(Saved entries)
-- begin --

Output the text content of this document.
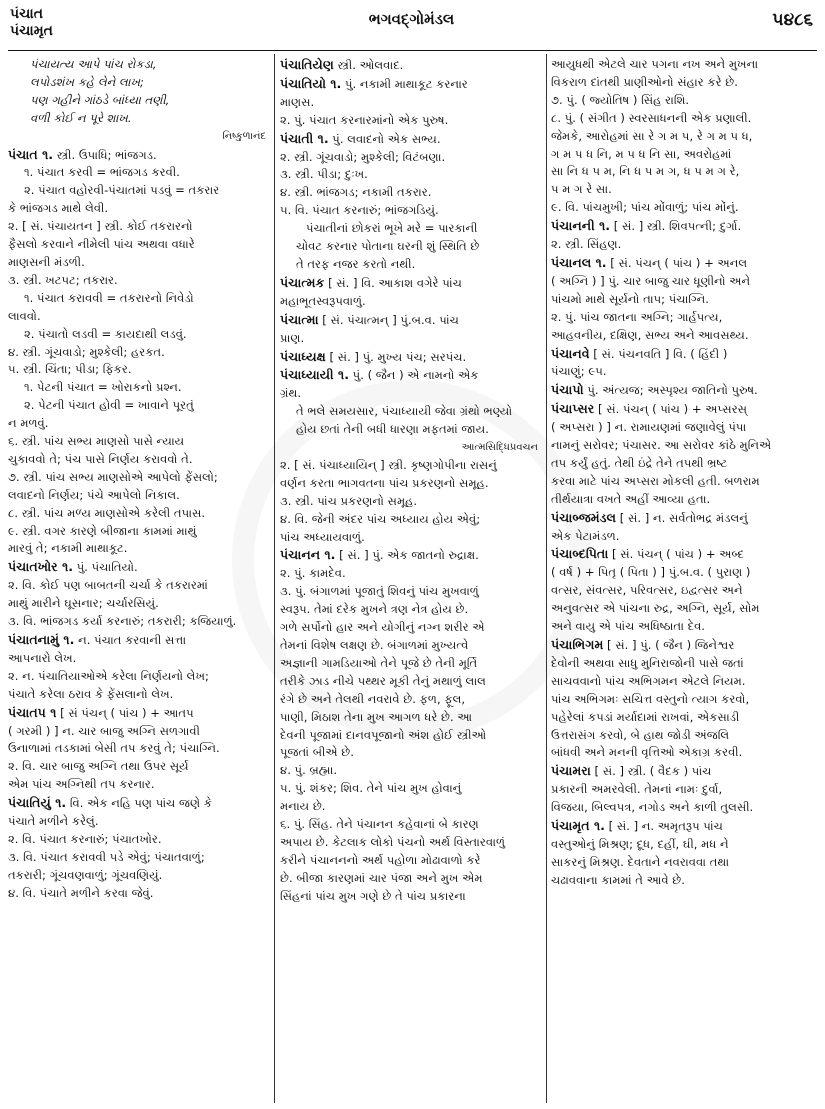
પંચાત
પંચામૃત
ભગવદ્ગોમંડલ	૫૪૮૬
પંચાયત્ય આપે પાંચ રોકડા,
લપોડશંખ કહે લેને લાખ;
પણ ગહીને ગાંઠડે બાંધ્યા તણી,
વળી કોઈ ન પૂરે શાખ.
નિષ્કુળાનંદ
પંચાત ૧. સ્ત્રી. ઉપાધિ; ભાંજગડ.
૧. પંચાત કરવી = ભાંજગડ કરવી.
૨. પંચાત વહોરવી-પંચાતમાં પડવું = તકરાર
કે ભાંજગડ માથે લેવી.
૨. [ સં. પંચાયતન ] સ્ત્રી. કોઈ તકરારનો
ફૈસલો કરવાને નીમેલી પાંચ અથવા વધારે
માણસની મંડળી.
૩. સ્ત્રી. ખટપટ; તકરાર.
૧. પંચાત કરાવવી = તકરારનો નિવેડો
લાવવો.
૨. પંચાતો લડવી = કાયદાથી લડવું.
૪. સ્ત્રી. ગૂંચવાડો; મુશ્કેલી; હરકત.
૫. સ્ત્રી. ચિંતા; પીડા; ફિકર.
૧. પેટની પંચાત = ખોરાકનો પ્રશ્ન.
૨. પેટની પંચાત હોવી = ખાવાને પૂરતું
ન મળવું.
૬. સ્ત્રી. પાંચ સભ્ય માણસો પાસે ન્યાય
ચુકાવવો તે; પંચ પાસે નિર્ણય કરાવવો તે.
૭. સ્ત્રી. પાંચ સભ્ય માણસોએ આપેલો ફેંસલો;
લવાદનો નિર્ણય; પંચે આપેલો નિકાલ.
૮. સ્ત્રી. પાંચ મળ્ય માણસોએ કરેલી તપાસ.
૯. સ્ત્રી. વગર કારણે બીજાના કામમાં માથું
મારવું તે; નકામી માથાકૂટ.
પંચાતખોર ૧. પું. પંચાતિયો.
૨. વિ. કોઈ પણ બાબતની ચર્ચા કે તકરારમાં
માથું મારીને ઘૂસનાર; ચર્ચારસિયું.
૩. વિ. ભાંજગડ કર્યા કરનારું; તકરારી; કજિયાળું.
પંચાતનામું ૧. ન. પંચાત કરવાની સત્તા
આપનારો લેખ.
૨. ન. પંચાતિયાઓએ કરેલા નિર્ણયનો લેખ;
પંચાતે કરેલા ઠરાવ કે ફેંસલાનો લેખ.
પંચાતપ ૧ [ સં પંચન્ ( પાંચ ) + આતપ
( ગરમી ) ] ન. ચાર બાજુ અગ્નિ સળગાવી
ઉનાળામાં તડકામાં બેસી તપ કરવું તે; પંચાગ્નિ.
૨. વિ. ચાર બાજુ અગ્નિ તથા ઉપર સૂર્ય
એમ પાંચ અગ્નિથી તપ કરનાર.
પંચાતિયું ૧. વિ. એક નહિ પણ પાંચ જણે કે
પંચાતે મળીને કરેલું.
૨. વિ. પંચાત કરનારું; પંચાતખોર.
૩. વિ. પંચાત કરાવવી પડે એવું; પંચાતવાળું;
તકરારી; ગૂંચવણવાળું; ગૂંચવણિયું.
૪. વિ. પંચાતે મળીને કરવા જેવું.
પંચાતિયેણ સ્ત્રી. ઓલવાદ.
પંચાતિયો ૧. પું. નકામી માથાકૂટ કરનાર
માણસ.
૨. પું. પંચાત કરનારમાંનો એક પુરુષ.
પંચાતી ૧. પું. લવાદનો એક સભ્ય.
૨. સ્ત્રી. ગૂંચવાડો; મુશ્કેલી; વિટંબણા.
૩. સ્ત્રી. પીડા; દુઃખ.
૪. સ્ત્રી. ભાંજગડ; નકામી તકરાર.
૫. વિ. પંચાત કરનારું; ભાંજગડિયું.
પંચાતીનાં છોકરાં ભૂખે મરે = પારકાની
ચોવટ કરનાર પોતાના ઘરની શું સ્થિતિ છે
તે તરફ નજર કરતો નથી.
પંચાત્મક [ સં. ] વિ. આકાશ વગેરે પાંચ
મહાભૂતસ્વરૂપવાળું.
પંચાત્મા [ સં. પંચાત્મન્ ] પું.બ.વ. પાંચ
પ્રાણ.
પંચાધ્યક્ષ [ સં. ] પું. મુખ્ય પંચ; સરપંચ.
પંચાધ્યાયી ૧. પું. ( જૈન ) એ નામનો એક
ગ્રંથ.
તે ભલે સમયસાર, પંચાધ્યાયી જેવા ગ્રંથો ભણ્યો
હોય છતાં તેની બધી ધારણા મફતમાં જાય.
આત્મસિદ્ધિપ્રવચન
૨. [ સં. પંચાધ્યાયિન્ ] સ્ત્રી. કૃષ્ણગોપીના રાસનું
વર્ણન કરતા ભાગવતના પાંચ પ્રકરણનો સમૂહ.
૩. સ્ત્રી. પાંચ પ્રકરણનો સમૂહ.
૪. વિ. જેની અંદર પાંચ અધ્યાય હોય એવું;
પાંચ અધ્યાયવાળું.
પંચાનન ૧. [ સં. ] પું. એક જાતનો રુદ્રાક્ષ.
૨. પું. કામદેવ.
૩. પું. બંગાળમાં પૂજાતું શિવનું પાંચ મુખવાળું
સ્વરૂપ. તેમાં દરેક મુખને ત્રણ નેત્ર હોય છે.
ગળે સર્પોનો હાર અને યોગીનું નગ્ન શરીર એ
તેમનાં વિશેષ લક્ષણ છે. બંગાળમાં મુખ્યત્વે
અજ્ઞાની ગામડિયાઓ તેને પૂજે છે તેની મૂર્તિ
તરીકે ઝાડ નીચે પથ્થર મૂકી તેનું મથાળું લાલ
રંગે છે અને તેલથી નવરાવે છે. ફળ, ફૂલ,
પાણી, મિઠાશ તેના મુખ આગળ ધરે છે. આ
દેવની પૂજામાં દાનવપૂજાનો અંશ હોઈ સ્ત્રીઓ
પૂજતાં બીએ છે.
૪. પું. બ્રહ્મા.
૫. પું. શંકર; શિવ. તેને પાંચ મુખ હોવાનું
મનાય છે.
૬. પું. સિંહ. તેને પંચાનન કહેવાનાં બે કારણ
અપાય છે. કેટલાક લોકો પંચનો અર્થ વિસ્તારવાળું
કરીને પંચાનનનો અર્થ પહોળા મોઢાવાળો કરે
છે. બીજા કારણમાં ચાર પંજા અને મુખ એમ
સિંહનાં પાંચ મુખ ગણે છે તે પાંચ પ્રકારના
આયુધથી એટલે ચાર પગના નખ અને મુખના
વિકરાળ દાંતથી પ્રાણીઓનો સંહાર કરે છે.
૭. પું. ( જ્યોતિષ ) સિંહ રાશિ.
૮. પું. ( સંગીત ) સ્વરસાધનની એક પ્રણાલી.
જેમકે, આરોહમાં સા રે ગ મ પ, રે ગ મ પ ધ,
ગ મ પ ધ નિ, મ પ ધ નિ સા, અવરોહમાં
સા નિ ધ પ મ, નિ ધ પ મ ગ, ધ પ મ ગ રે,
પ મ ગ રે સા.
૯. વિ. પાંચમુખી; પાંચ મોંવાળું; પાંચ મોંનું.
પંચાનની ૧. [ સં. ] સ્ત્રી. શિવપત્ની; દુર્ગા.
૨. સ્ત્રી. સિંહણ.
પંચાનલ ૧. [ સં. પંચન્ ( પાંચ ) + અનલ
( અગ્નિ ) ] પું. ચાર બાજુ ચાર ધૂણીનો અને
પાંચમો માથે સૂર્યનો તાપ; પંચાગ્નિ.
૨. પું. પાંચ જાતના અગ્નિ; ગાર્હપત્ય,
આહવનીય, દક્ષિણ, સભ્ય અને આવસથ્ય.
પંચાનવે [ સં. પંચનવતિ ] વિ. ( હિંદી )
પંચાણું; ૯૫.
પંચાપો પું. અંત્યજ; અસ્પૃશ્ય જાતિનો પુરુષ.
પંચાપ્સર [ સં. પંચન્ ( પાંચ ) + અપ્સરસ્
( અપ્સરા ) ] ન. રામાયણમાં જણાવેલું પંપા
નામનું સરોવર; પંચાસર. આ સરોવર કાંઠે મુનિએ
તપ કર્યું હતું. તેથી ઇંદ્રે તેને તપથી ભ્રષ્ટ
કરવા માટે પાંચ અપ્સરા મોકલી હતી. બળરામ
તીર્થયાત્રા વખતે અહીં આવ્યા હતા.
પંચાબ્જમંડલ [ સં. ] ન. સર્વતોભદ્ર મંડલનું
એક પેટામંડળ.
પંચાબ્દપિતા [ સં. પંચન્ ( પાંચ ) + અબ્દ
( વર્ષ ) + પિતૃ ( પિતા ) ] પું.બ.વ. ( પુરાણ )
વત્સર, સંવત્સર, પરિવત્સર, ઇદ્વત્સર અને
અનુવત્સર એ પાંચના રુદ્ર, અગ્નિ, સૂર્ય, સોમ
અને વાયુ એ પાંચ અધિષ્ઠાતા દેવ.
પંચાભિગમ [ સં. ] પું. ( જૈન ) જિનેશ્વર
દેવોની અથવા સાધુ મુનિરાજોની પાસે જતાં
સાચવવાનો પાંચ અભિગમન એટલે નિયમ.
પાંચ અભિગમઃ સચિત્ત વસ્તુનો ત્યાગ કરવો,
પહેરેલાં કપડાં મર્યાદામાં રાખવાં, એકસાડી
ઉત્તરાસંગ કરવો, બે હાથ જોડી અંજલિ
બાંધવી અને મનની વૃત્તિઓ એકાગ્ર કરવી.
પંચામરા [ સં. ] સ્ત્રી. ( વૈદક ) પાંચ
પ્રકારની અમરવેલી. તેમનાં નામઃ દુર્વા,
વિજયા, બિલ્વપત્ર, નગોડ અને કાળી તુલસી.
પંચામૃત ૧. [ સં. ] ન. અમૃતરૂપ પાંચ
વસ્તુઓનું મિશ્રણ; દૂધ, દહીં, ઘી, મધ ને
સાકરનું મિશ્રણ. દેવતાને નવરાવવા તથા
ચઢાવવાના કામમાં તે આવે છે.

-- end --

• Written request:
Where a line in the material contains "રકરણન", copy that line.

• Correct output:
વર્ણન કરતા ભાગવતના પાંચ પ્રકરણનો સમૂહ.
૩. સ્ત્રી. પાંચ પ્રકરણનો સમૂહ.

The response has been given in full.